◆ **Exercise goal**:
Gather the lines below that include the string "JSON", copying each in full.

◆ **Entries provided**:
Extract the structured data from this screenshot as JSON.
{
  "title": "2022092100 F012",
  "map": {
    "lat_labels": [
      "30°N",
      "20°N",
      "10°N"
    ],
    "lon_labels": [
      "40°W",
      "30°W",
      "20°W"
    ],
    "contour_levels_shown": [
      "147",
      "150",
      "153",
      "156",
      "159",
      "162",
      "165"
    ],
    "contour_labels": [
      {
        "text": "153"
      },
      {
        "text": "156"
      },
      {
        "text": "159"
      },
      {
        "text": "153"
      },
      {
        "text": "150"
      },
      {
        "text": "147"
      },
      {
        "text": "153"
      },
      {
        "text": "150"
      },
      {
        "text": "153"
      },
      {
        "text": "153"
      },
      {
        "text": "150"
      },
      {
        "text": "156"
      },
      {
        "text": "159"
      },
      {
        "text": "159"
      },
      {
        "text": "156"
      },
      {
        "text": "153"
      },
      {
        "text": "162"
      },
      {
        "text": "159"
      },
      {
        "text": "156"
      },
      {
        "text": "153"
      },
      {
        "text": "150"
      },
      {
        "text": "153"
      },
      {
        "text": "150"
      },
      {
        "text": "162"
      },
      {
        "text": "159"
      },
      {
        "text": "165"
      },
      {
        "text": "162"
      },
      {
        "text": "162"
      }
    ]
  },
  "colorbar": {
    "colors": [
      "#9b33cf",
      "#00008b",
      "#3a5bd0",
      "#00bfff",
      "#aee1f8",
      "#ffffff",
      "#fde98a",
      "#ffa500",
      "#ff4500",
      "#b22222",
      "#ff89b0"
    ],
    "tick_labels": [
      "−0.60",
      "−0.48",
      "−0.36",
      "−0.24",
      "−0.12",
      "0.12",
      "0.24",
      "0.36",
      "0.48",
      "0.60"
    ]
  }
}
* * *
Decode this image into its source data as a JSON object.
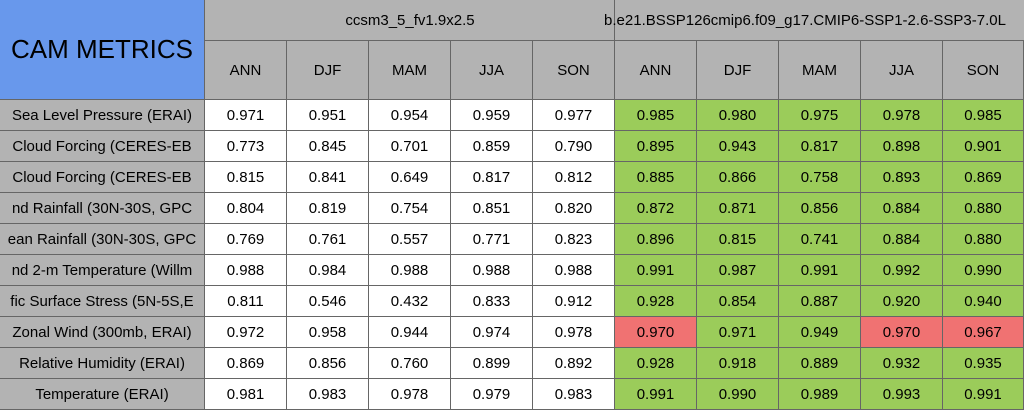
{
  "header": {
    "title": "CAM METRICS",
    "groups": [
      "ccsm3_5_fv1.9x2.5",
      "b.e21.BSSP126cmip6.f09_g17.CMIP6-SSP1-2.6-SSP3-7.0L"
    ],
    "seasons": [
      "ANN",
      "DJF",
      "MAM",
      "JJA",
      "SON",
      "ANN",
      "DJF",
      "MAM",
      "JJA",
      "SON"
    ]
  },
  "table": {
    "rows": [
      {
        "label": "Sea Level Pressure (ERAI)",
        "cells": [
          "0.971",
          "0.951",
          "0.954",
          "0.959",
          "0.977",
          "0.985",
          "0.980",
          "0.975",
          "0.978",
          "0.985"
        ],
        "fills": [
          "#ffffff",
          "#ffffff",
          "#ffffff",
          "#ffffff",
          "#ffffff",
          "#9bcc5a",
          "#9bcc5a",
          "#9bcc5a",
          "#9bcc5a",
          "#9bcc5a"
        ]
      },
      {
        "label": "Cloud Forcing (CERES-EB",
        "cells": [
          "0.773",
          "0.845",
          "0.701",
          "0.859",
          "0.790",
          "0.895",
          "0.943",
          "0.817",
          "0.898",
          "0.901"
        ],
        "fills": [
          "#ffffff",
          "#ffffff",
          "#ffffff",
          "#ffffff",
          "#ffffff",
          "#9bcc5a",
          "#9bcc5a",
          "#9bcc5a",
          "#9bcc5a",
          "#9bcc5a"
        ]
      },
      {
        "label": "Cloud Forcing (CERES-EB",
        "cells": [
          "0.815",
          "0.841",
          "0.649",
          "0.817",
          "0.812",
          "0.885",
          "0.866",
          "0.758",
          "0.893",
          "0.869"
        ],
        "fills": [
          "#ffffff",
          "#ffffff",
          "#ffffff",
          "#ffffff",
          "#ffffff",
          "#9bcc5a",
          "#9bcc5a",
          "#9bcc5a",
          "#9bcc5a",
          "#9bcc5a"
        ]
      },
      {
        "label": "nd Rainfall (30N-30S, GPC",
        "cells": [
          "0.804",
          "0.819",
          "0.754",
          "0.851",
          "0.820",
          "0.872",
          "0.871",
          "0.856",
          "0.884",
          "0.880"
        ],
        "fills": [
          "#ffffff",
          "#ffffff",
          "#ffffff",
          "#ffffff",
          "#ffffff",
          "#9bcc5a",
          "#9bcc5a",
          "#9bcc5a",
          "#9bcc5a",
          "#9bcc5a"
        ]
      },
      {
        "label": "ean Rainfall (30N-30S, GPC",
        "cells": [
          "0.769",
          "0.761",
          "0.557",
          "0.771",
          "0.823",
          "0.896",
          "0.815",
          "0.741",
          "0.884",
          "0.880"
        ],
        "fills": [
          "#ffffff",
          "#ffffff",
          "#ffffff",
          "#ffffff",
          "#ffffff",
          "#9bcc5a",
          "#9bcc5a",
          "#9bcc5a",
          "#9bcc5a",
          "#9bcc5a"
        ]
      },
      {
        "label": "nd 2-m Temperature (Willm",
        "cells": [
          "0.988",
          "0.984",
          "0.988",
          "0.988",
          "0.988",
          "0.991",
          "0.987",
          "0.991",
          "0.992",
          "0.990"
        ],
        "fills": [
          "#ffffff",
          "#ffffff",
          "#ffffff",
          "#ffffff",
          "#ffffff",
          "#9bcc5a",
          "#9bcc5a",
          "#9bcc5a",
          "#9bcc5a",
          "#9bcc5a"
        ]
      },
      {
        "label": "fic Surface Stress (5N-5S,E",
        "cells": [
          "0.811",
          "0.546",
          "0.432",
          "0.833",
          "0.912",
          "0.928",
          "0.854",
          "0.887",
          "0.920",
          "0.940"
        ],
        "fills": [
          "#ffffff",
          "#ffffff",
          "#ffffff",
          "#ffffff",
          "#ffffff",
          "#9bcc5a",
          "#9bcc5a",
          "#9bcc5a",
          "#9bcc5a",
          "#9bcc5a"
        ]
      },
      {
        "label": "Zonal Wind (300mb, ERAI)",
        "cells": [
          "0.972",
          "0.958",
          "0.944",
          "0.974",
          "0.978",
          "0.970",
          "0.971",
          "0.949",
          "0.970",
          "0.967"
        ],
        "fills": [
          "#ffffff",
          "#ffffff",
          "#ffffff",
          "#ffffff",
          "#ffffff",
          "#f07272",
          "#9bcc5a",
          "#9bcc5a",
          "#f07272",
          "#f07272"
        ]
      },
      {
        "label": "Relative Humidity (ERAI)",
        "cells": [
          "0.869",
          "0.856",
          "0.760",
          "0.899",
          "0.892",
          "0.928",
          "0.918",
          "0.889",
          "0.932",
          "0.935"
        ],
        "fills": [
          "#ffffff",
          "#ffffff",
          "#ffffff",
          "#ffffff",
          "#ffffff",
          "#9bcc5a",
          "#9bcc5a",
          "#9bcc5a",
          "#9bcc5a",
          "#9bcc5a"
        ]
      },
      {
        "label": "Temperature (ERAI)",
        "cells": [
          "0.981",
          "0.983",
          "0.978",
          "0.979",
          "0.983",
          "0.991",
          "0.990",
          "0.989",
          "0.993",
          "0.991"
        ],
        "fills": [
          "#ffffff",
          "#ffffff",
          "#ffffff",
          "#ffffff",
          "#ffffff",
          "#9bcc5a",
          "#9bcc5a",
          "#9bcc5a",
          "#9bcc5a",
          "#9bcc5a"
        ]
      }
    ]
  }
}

◆ **Task output**:
Extract the structured data from this screenshot as JSON.
Decode this image into its source data as a JSON object.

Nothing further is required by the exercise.